*Request*
Give the entries again, word for word.

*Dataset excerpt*
▬▬▬
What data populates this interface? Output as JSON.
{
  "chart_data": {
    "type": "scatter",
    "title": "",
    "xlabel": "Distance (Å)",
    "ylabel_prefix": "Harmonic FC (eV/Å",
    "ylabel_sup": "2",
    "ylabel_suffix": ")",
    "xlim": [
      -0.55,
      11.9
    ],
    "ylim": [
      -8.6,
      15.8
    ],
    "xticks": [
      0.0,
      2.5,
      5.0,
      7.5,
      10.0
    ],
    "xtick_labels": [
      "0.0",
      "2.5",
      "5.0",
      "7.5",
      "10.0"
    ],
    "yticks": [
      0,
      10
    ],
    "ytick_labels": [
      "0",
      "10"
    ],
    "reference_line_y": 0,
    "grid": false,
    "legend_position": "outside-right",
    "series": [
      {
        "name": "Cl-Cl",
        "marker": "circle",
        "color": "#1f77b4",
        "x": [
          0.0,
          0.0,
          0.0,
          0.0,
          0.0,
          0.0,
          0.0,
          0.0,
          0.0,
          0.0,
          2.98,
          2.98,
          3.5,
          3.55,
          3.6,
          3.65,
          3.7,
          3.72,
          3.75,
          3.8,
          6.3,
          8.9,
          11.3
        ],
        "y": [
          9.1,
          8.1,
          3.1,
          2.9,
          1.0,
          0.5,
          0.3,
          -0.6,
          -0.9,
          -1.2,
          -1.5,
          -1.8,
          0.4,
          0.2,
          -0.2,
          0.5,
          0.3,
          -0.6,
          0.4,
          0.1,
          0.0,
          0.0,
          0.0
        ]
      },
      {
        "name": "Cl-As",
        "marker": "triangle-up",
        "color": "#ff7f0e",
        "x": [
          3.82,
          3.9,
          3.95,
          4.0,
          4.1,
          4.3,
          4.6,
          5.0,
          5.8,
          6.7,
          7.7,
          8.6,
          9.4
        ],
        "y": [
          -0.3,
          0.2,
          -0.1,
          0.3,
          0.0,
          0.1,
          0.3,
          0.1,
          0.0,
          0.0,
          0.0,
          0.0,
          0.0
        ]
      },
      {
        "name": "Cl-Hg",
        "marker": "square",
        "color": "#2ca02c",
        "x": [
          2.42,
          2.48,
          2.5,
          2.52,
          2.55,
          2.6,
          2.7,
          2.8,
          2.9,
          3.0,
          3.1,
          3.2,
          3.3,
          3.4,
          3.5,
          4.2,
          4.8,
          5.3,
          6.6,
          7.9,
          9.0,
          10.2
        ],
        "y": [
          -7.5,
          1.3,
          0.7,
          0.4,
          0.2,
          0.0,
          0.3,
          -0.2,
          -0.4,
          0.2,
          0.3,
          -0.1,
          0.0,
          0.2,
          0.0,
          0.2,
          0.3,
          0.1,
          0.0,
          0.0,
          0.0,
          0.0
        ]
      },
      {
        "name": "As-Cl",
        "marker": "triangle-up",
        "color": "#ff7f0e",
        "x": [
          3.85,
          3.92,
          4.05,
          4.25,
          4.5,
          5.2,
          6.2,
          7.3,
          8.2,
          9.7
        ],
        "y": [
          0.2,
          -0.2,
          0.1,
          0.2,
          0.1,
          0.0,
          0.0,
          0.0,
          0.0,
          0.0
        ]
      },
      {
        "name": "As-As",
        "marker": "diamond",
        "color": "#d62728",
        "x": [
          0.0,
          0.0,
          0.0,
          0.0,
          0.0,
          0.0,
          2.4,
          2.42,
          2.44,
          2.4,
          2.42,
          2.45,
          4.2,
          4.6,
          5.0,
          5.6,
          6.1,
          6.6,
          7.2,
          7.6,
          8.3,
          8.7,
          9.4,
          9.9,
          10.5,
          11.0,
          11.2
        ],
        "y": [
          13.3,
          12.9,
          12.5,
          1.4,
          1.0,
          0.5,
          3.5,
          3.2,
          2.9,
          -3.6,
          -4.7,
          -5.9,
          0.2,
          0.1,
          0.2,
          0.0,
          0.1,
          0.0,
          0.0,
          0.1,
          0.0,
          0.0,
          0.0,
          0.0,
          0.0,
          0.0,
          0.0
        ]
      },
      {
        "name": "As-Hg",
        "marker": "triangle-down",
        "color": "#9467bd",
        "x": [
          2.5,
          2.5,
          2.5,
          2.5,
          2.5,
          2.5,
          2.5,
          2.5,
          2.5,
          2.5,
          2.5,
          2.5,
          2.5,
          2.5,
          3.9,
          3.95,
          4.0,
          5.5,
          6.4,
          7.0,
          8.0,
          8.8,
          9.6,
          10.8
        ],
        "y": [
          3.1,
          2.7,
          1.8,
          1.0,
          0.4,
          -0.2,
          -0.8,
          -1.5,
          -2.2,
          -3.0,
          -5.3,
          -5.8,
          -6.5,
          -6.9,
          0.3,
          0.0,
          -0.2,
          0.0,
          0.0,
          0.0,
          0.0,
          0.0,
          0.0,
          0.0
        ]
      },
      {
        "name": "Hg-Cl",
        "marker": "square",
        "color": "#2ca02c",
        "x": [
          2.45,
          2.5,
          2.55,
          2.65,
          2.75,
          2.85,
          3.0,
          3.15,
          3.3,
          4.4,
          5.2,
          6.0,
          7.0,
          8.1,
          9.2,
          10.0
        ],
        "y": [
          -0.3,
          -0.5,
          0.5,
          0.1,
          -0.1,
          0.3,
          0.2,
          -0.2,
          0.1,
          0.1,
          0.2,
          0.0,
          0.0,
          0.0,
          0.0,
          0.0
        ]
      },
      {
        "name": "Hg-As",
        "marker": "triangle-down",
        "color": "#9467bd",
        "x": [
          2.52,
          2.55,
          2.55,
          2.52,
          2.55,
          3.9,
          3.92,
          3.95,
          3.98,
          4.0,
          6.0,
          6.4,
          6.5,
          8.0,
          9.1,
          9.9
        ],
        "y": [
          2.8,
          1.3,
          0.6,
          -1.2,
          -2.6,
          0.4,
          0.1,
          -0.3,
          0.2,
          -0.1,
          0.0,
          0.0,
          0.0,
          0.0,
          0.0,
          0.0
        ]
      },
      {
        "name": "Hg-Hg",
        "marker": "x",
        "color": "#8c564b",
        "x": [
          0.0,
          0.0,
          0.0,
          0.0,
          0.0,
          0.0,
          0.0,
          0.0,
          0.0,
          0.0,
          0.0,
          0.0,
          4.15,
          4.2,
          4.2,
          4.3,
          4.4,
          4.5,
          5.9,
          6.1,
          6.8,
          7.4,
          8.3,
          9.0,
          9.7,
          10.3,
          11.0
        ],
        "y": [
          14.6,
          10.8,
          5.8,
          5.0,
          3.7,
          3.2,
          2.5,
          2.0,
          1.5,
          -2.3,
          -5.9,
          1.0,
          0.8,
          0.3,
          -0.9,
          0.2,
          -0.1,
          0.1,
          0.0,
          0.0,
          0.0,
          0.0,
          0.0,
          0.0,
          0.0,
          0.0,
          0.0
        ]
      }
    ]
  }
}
▬▬▬
*Answer in full*
What data populates this interface? Output as JSON.
{
  "chart_data": {
    "type": "scatter",
    "title": "",
    "xlabel": "Distance (Å)",
    "ylabel_prefix": "Harmonic FC (eV/Å",
    "ylabel_sup": "2",
    "ylabel_suffix": ")",
    "xlim": [
      -0.55,
      11.9
    ],
    "ylim": [
      -8.6,
      15.8
    ],
    "xticks": [
      0.0,
      2.5,
      5.0,
      7.5,
      10.0
    ],
    "xtick_labels": [
      "0.0",
      "2.5",
      "5.0",
      "7.5",
      "10.0"
    ],
    "yticks": [
      0,
      10
    ],
    "ytick_labels": [
      "0",
      "10"
    ],
    "reference_line_y": 0,
    "grid": false,
    "legend_position": "outside-right",
    "series": [
      {
        "name": "Cl-Cl",
        "marker": "circle",
        "color": "#1f77b4",
        "x": [
          0.0,
          0.0,
          0.0,
          0.0,
          0.0,
          0.0,
          0.0,
          0.0,
          0.0,
          0.0,
          2.98,
          2.98,
          3.5,
          3.55,
          3.6,
          3.65,
          3.7,
          3.72,
          3.75,
          3.8,
          6.3,
          8.9,
          11.3
        ],
        "y": [
          9.1,
          8.1,
          3.1,
          2.9,
          1.0,
          0.5,
          0.3,
          -0.6,
          -0.9,
          -1.2,
          -1.5,
          -1.8,
          0.4,
          0.2,
          -0.2,
          0.5,
          0.3,
          -0.6,
          0.4,
          0.1,
          0.0,
          0.0,
          0.0
        ]
      },
      {
        "name": "Cl-As",
        "marker": "triangle-up",
        "color": "#ff7f0e",
        "x": [
          3.82,
          3.9,
          3.95,
          4.0,
          4.1,
          4.3,
          4.6,
          5.0,
          5.8,
          6.7,
          7.7,
          8.6,
          9.4
        ],
        "y": [
          -0.3,
          0.2,
          -0.1,
          0.3,
          0.0,
          0.1,
          0.3,
          0.1,
          0.0,
          0.0,
          0.0,
          0.0,
          0.0
        ]
      },
      {
        "name": "Cl-Hg",
        "marker": "square",
        "color": "#2ca02c",
        "x": [
          2.42,
          2.48,
          2.5,
          2.52,
          2.55,
          2.6,
          2.7,
          2.8,
          2.9,
          3.0,
          3.1,
          3.2,
          3.3,
          3.4,
          3.5,
          4.2,
          4.8,
          5.3,
          6.6,
          7.9,
          9.0,
          10.2
        ],
        "y": [
          -7.5,
          1.3,
          0.7,
          0.4,
          0.2,
          0.0,
          0.3,
          -0.2,
          -0.4,
          0.2,
          0.3,
          -0.1,
          0.0,
          0.2,
          0.0,
          0.2,
          0.3,
          0.1,
          0.0,
          0.0,
          0.0,
          0.0
        ]
      },
      {
        "name": "As-Cl",
        "marker": "triangle-up",
        "color": "#ff7f0e",
        "x": [
          3.85,
          3.92,
          4.05,
          4.25,
          4.5,
          5.2,
          6.2,
          7.3,
          8.2,
          9.7
        ],
        "y": [
          0.2,
          -0.2,
          0.1,
          0.2,
          0.1,
          0.0,
          0.0,
          0.0,
          0.0,
          0.0
        ]
      },
      {
        "name": "As-As",
        "marker": "diamond",
        "color": "#d62728",
        "x": [
          0.0,
          0.0,
          0.0,
          0.0,
          0.0,
          0.0,
          2.4,
          2.42,
          2.44,
          2.4,
          2.42,
          2.45,
          4.2,
          4.6,
          5.0,
          5.6,
          6.1,
          6.6,
          7.2,
          7.6,
          8.3,
          8.7,
          9.4,
          9.9,
          10.5,
          11.0,
          11.2
        ],
        "y": [
          13.3,
          12.9,
          12.5,
          1.4,
          1.0,
          0.5,
          3.5,
          3.2,
          2.9,
          -3.6,
          -4.7,
          -5.9,
          0.2,
          0.1,
          0.2,
          0.0,
          0.1,
          0.0,
          0.0,
          0.1,
          0.0,
          0.0,
          0.0,
          0.0,
          0.0,
          0.0,
          0.0
        ]
      },
      {
        "name": "As-Hg",
        "marker": "triangle-down",
        "color": "#9467bd",
        "x": [
          2.5,
          2.5,
          2.5,
          2.5,
          2.5,
          2.5,
          2.5,
          2.5,
          2.5,
          2.5,
          2.5,
          2.5,
          2.5,
          2.5,
          3.9,
          3.95,
          4.0,
          5.5,
          6.4,
          7.0,
          8.0,
          8.8,
          9.6,
          10.8
        ],
        "y": [
          3.1,
          2.7,
          1.8,
          1.0,
          0.4,
          -0.2,
          -0.8,
          -1.5,
          -2.2,
          -3.0,
          -5.3,
          -5.8,
          -6.5,
          -6.9,
          0.3,
          0.0,
          -0.2,
          0.0,
          0.0,
          0.0,
          0.0,
          0.0,
          0.0,
          0.0
        ]
      },
      {
        "name": "Hg-Cl",
        "marker": "square",
        "color": "#2ca02c",
        "x": [
          2.45,
          2.5,
          2.55,
          2.65,
          2.75,
          2.85,
          3.0,
          3.15,
          3.3,
          4.4,
          5.2,
          6.0,
          7.0,
          8.1,
          9.2,
          10.0
        ],
        "y": [
          -0.3,
          -0.5,
          0.5,
          0.1,
          -0.1,
          0.3,
          0.2,
          -0.2,
          0.1,
          0.1,
          0.2,
          0.0,
          0.0,
          0.0,
          0.0,
          0.0
        ]
      },
      {
        "name": "Hg-As",
        "marker": "triangle-down",
        "color": "#9467bd",
        "x": [
          2.52,
          2.55,
          2.55,
          2.52,
          2.55,
          3.9,
          3.92,
          3.95,
          3.98,
          4.0,
          6.0,
          6.4,
          6.5,
          8.0,
          9.1,
          9.9
        ],
        "y": [
          2.8,
          1.3,
          0.6,
          -1.2,
          -2.6,
          0.4,
          0.1,
          -0.3,
          0.2,
          -0.1,
          0.0,
          0.0,
          0.0,
          0.0,
          0.0,
          0.0
        ]
      },
      {
        "name": "Hg-Hg",
        "marker": "x",
        "color": "#8c564b",
        "x": [
          0.0,
          0.0,
          0.0,
          0.0,
          0.0,
          0.0,
          0.0,
          0.0,
          0.0,
          0.0,
          0.0,
          0.0,
          4.15,
          4.2,
          4.2,
          4.3,
          4.4,
          4.5,
          5.9,
          6.1,
          6.8,
          7.4,
          8.3,
          9.0,
          9.7,
          10.3,
          11.0
        ],
        "y": [
          14.6,
          10.8,
          5.8,
          5.0,
          3.7,
          3.2,
          2.5,
          2.0,
          1.5,
          -2.3,
          -5.9,
          1.0,
          0.8,
          0.3,
          -0.9,
          0.2,
          -0.1,
          0.1,
          0.0,
          0.0,
          0.0,
          0.0,
          0.0,
          0.0,
          0.0,
          0.0,
          0.0
        ]
      }
    ]
  }
}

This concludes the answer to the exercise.